» Task details:
Report only the number of lines in this material that include the string "Papertrans".
** START **
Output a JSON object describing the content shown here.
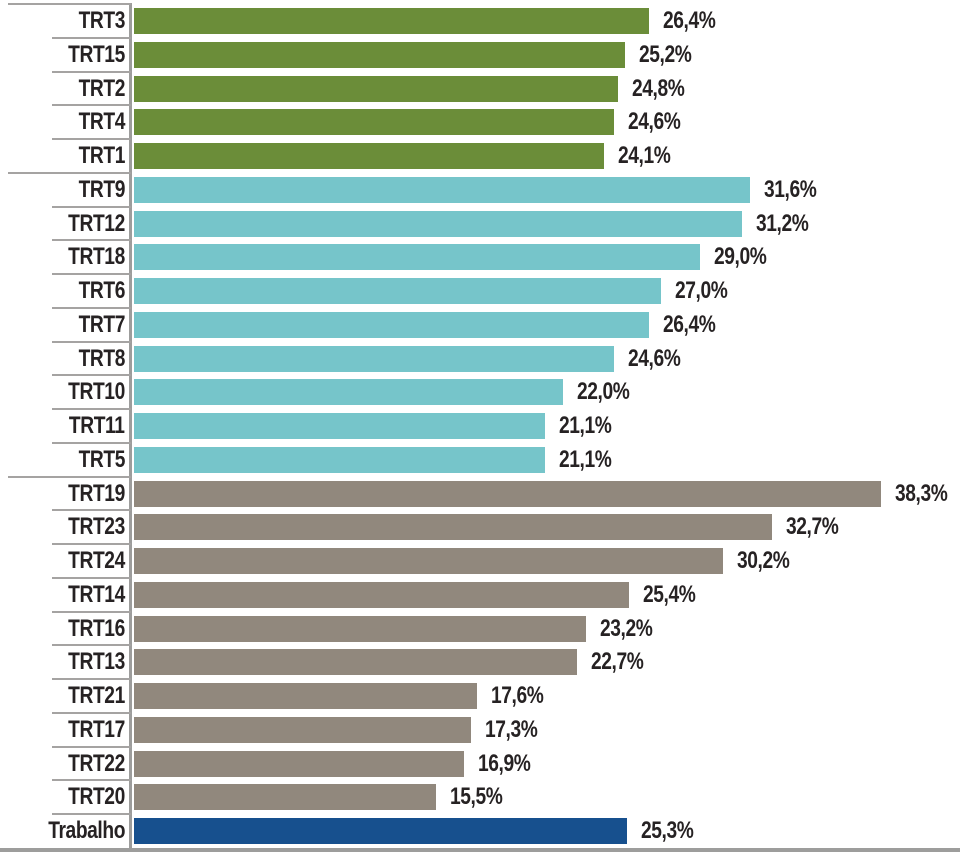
{
  "colors": {
    "background": "#ffffff",
    "axis_line": "#9d9d9c",
    "separator_line": "#a5a3a2",
    "text": "#262223"
  },
  "chart_data": {
    "type": "bar",
    "orientation": "horizontal",
    "title": "",
    "xlabel": "",
    "ylabel": "",
    "unit": "%",
    "xlim": [
      0,
      40
    ],
    "grid": false,
    "legend": false,
    "value_labels": "end-of-bar",
    "groups": [
      {
        "id": "group-1",
        "color": "#6b8d39",
        "start_divider": "long",
        "items": [
          {
            "label": "TRT3",
            "value": 26.4,
            "display": "26,4%"
          },
          {
            "label": "TRT15",
            "value": 25.2,
            "display": "25,2%"
          },
          {
            "label": "TRT2",
            "value": 24.8,
            "display": "24,8%"
          },
          {
            "label": "TRT4",
            "value": 24.6,
            "display": "24,6%"
          },
          {
            "label": "TRT1",
            "value": 24.1,
            "display": "24,1%"
          }
        ]
      },
      {
        "id": "group-2",
        "color": "#76c5ca",
        "start_divider": "long",
        "items": [
          {
            "label": "TRT9",
            "value": 31.6,
            "display": "31,6%"
          },
          {
            "label": "TRT12",
            "value": 31.2,
            "display": "31,2%"
          },
          {
            "label": "TRT18",
            "value": 29.0,
            "display": "29,0%"
          },
          {
            "label": "TRT6",
            "value": 27.0,
            "display": "27,0%"
          },
          {
            "label": "TRT7",
            "value": 26.4,
            "display": "26,4%"
          },
          {
            "label": "TRT8",
            "value": 24.6,
            "display": "24,6%"
          },
          {
            "label": "TRT10",
            "value": 22.0,
            "display": "22,0%"
          },
          {
            "label": "TRT11",
            "value": 21.1,
            "display": "21,1%"
          },
          {
            "label": "TRT5",
            "value": 21.1,
            "display": "21,1%"
          }
        ]
      },
      {
        "id": "group-3",
        "color": "#91887d",
        "start_divider": "long",
        "items": [
          {
            "label": "TRT19",
            "value": 38.3,
            "display": "38,3%"
          },
          {
            "label": "TRT23",
            "value": 32.7,
            "display": "32,7%"
          },
          {
            "label": "TRT24",
            "value": 30.2,
            "display": "30,2%"
          },
          {
            "label": "TRT14",
            "value": 25.4,
            "display": "25,4%"
          },
          {
            "label": "TRT16",
            "value": 23.2,
            "display": "23,2%"
          },
          {
            "label": "TRT13",
            "value": 22.7,
            "display": "22,7%"
          },
          {
            "label": "TRT21",
            "value": 17.6,
            "display": "17,6%"
          },
          {
            "label": "TRT17",
            "value": 17.3,
            "display": "17,3%"
          },
          {
            "label": "TRT22",
            "value": 16.9,
            "display": "16,9%"
          },
          {
            "label": "TRT20",
            "value": 15.5,
            "display": "15,5%"
          }
        ]
      },
      {
        "id": "group-4",
        "color": "#17508e",
        "start_divider": "short",
        "items": [
          {
            "label": "Trabalho",
            "value": 25.3,
            "display": "25,3%"
          }
        ]
      }
    ]
  }
}
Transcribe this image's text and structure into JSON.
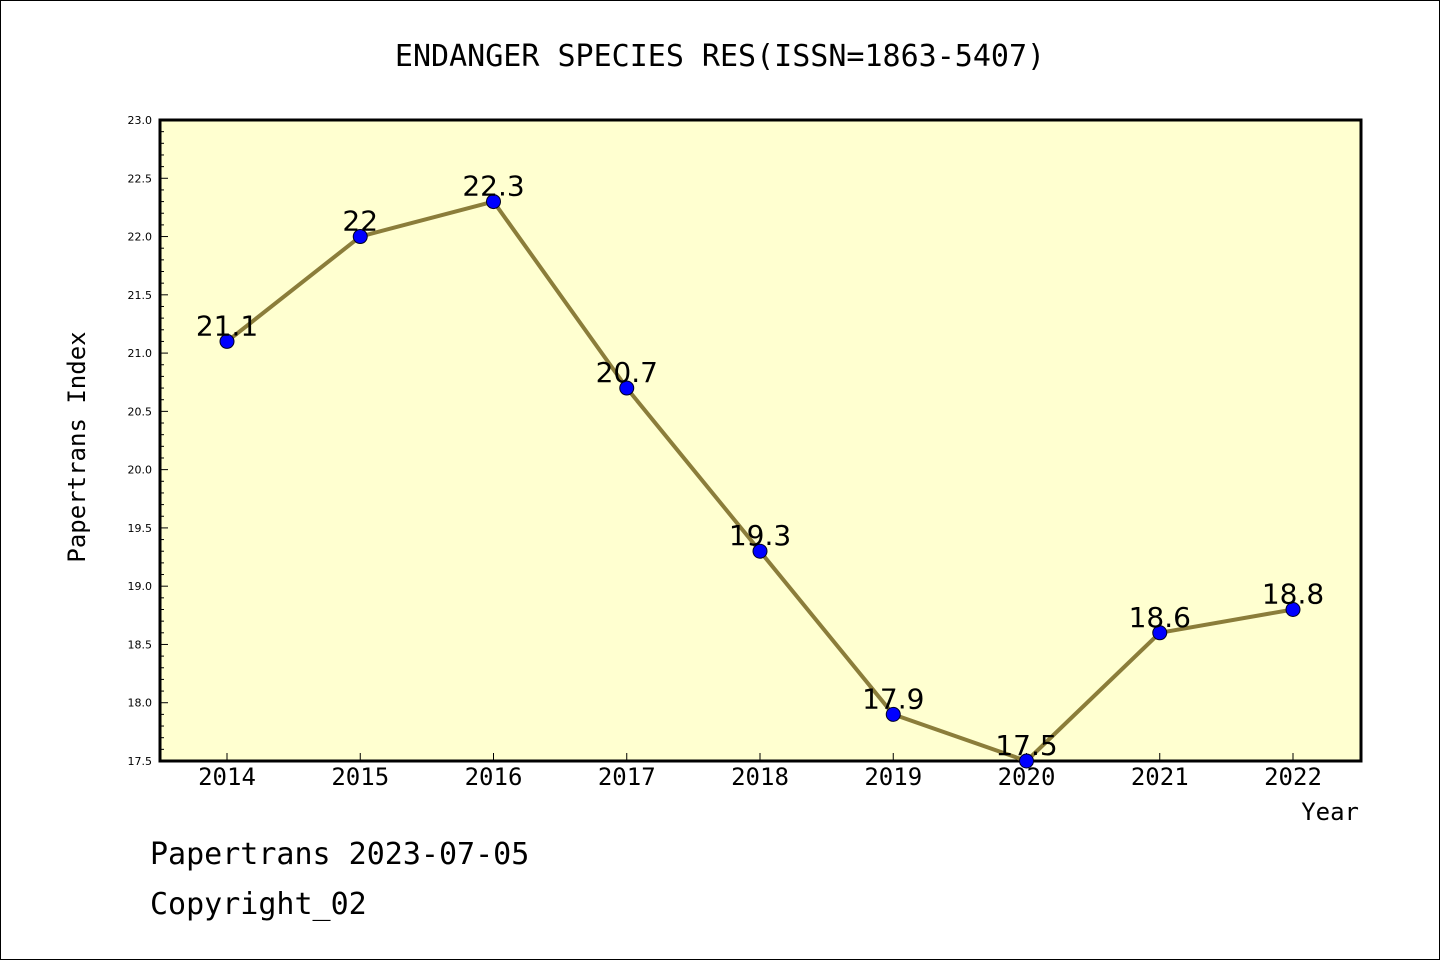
{
  "chart_data": {
    "type": "line",
    "title": "ENDANGER SPECIES RES(ISSN=1863-5407)",
    "xlabel": "Year",
    "ylabel": "Papertrans Index",
    "categories": [
      "2014",
      "2015",
      "2016",
      "2017",
      "2018",
      "2019",
      "2020",
      "2021",
      "2022"
    ],
    "series": [
      {
        "values": [
          21.1,
          22,
          22.3,
          20.7,
          19.3,
          17.9,
          17.5,
          18.6,
          18.8
        ],
        "labels": [
          "21.1",
          "22",
          "22.3",
          "20.7",
          "19.3",
          "17.9",
          "17.5",
          "18.6",
          "18.8"
        ]
      }
    ],
    "ylim": [
      17.5,
      23.0
    ],
    "yticks": [
      "17.5",
      "18.0",
      "18.5",
      "19.0",
      "19.5",
      "20.0",
      "20.5",
      "21.0",
      "21.5",
      "22.0",
      "22.5",
      "23.0"
    ],
    "grid": false,
    "colors": {
      "plot_background": "#ffffd0",
      "line": "#8b7d3a",
      "marker": "#0000ff"
    }
  },
  "footer": {
    "date_line": "Papertrans 2023-07-05",
    "copyright": "Copyright_02"
  }
}
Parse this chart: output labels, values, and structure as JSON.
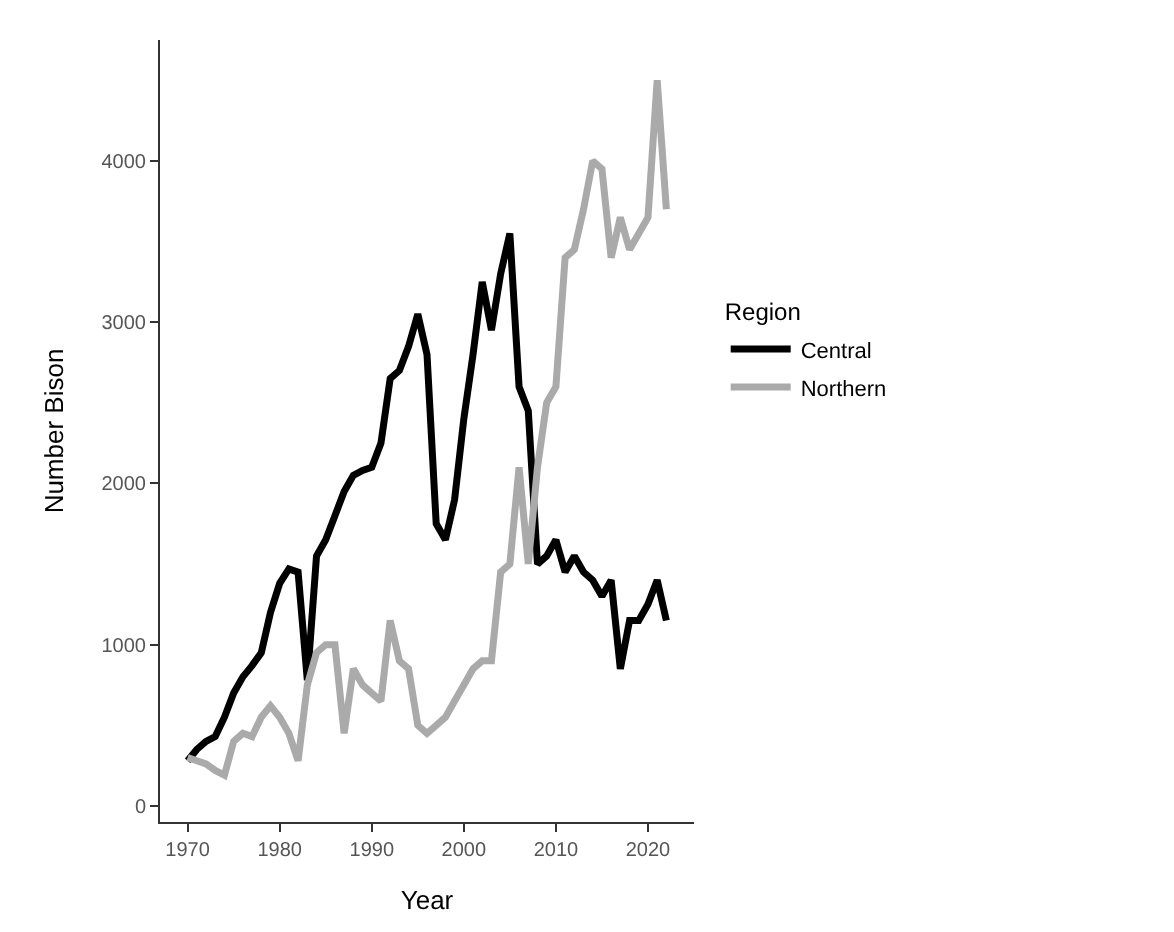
{
  "chart_data": {
    "type": "line",
    "xlabel": "Year",
    "ylabel": "Number Bison",
    "legend_title": "Region",
    "legend": "right",
    "line_style": "solid",
    "x": [
      1970,
      1971,
      1972,
      1973,
      1974,
      1975,
      1976,
      1977,
      1978,
      1979,
      1980,
      1981,
      1982,
      1983,
      1984,
      1985,
      1986,
      1987,
      1988,
      1989,
      1990,
      1991,
      1992,
      1993,
      1994,
      1995,
      1996,
      1997,
      1998,
      1999,
      2000,
      2001,
      2002,
      2003,
      2004,
      2005,
      2006,
      2007,
      2008,
      2009,
      2010,
      2011,
      2012,
      2013,
      2014,
      2015,
      2016,
      2017,
      2018,
      2019,
      2020,
      2021,
      2022
    ],
    "xlim": [
      1967,
      2025
    ],
    "xticks": [
      1970,
      1980,
      1990,
      2000,
      2010,
      2020
    ],
    "ylim": [
      -100,
      4750
    ],
    "yticks": [
      0,
      1000,
      2000,
      3000,
      4000
    ],
    "series": [
      {
        "name": "Central",
        "color": "#000000",
        "values": [
          280,
          350,
          400,
          430,
          550,
          700,
          800,
          870,
          950,
          1200,
          1380,
          1470,
          1450,
          780,
          1550,
          1650,
          1800,
          1950,
          2050,
          2080,
          2100,
          2250,
          2650,
          2700,
          2850,
          3050,
          2800,
          1750,
          1650,
          1900,
          2400,
          2800,
          3250,
          2950,
          3300,
          3550,
          2600,
          2450,
          1500,
          1550,
          1650,
          1450,
          1550,
          1450,
          1400,
          1300,
          1400,
          850,
          1150,
          1150,
          1250,
          1400,
          1150
        ]
      },
      {
        "name": "Northern",
        "color": "#aaaaaa",
        "values": [
          300,
          280,
          260,
          220,
          190,
          400,
          450,
          430,
          550,
          620,
          550,
          450,
          280,
          750,
          950,
          1000,
          1000,
          450,
          850,
          750,
          700,
          650,
          1150,
          900,
          850,
          500,
          450,
          500,
          550,
          650,
          750,
          850,
          900,
          900,
          1450,
          1500,
          2100,
          1500,
          2100,
          2500,
          2600,
          3400,
          3450,
          3700,
          4000,
          3950,
          3400,
          3650,
          3450,
          3550,
          3650,
          4500,
          3700
        ]
      }
    ]
  }
}
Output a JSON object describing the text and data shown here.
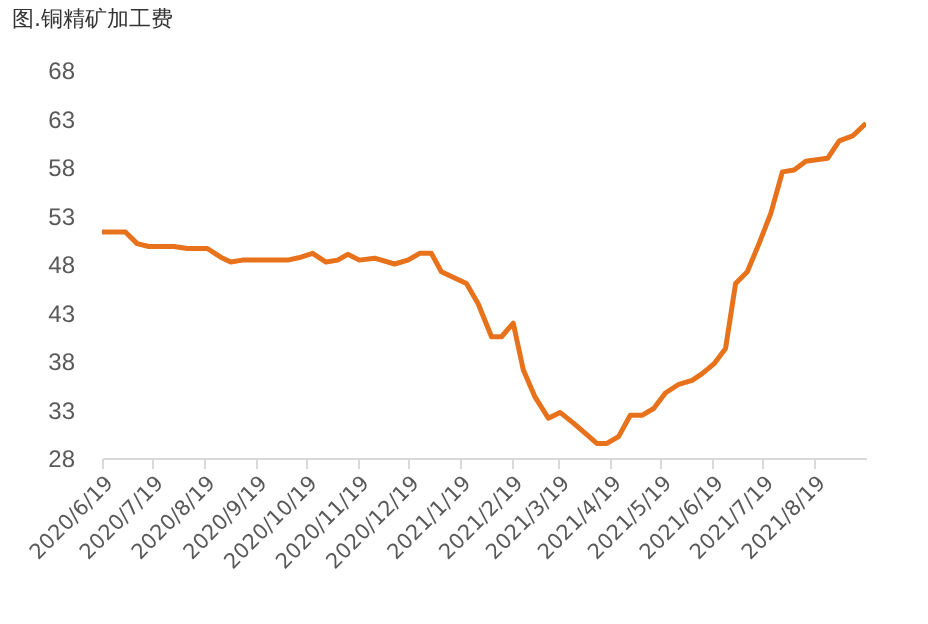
{
  "chart_data": {
    "type": "line",
    "title": "图.铜精矿加工费",
    "x": [
      "2020-06-19",
      "2020-07-03",
      "2020-07-10",
      "2020-07-17",
      "2020-08-01",
      "2020-08-09",
      "2020-08-21",
      "2020-08-29",
      "2020-09-04",
      "2020-09-11",
      "2020-10-08",
      "2020-10-16",
      "2020-10-23",
      "2020-10-31",
      "2020-11-07",
      "2020-11-13",
      "2020-11-20",
      "2020-11-29",
      "2020-12-11",
      "2020-12-19",
      "2020-12-26",
      "2021-01-02",
      "2021-01-08",
      "2021-01-23",
      "2021-01-30",
      "2021-02-07",
      "2021-02-13",
      "2021-02-20",
      "2021-02-26",
      "2021-03-05",
      "2021-03-13",
      "2021-03-20",
      "2021-03-28",
      "2021-04-05",
      "2021-04-11",
      "2021-04-17",
      "2021-04-24",
      "2021-05-01",
      "2021-05-08",
      "2021-05-15",
      "2021-05-22",
      "2021-05-30",
      "2021-06-07",
      "2021-06-13",
      "2021-06-20",
      "2021-06-27",
      "2021-07-03",
      "2021-07-10",
      "2021-07-17",
      "2021-07-24",
      "2021-07-31",
      "2021-08-07",
      "2021-08-14",
      "2021-08-27",
      "2021-09-03",
      "2021-09-11",
      "2021-09-19"
    ],
    "series": [
      {
        "color": "#e8711b",
        "values": [
          51.3,
          51.3,
          50.1,
          49.8,
          49.8,
          49.6,
          49.6,
          48.7,
          48.2,
          48.4,
          48.4,
          48.7,
          49.1,
          48.2,
          48.4,
          49.0,
          48.4,
          48.6,
          48.0,
          48.4,
          49.1,
          49.1,
          47.2,
          46.0,
          43.9,
          40.5,
          40.5,
          41.9,
          37.1,
          34.3,
          32.1,
          32.7,
          31.6,
          30.4,
          29.5,
          29.5,
          30.2,
          32.4,
          32.4,
          33.1,
          34.7,
          35.6,
          36.0,
          36.7,
          37.7,
          39.3,
          46.0,
          47.2,
          50.1,
          53.2,
          57.5,
          57.7,
          58.6,
          58.9,
          60.7,
          61.2,
          62.5
        ]
      }
    ],
    "xlim": [
      "2020-06-19",
      "2021-09-19"
    ],
    "xticks": [
      {
        "value": "2020-06-19",
        "label": "2020/6/19"
      },
      {
        "value": "2020-07-19",
        "label": "2020/7/19"
      },
      {
        "value": "2020-08-19",
        "label": "2020/8/19"
      },
      {
        "value": "2020-09-19",
        "label": "2020/9/19"
      },
      {
        "value": "2020-10-19",
        "label": "2020/10/19"
      },
      {
        "value": "2020-11-19",
        "label": "2020/11/19"
      },
      {
        "value": "2020-12-19",
        "label": "2020/12/19"
      },
      {
        "value": "2021-01-19",
        "label": "2021/1/19"
      },
      {
        "value": "2021-02-19",
        "label": "2021/2/19"
      },
      {
        "value": "2021-03-19",
        "label": "2021/3/19"
      },
      {
        "value": "2021-04-19",
        "label": "2021/4/19"
      },
      {
        "value": "2021-05-19",
        "label": "2021/5/19"
      },
      {
        "value": "2021-06-19",
        "label": "2021/6/19"
      },
      {
        "value": "2021-07-19",
        "label": "2021/7/19"
      },
      {
        "value": "2021-08-19",
        "label": "2021/8/19"
      }
    ],
    "ylim": [
      28,
      68
    ],
    "yticks": [
      28,
      33,
      38,
      43,
      48,
      53,
      58,
      63,
      68
    ],
    "marker": "none",
    "line_style": "solid"
  }
}
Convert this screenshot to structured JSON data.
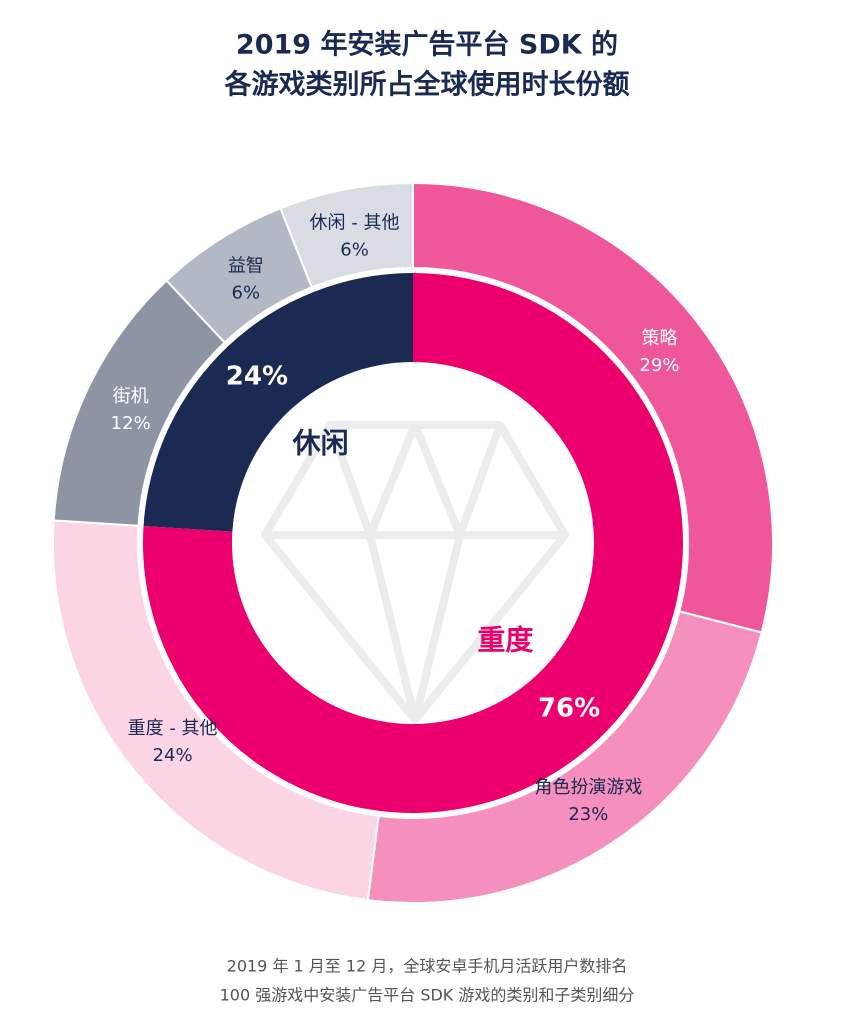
{
  "chart_data": {
    "type": "donut",
    "title": [
      "2019 年安装广告平台 SDK 的",
      "各游戏类别所占全球使用时长份额"
    ],
    "note": [
      "2019 年 1 月至 12 月，全球安卓手机月活跃用户数排名",
      "100 强游戏中安装广告平台 SDK 游戏的类别和子类别细分"
    ],
    "rings": [
      {
        "categories": [
          "重度",
          "休闲"
        ],
        "values": [
          76,
          24
        ],
        "value_labels": [
          "76%",
          "24%"
        ],
        "colors": [
          "#ec006d",
          "#1b2a52"
        ]
      },
      {
        "categories": [
          "策略",
          "角色扮演游戏",
          "重度 - 其他",
          "街机",
          "益智",
          "休闲 - 其他"
        ],
        "values": [
          29,
          23,
          24,
          12,
          6,
          6
        ],
        "value_labels": [
          "29%",
          "23%",
          "24%",
          "12%",
          "6%",
          "6%"
        ],
        "colors": [
          "#f0579b",
          "#f58fbd",
          "#fbd4e6",
          "#8d95a5",
          "#b3b9c4",
          "#d9dce2"
        ]
      }
    ]
  }
}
** END **
» In response:
2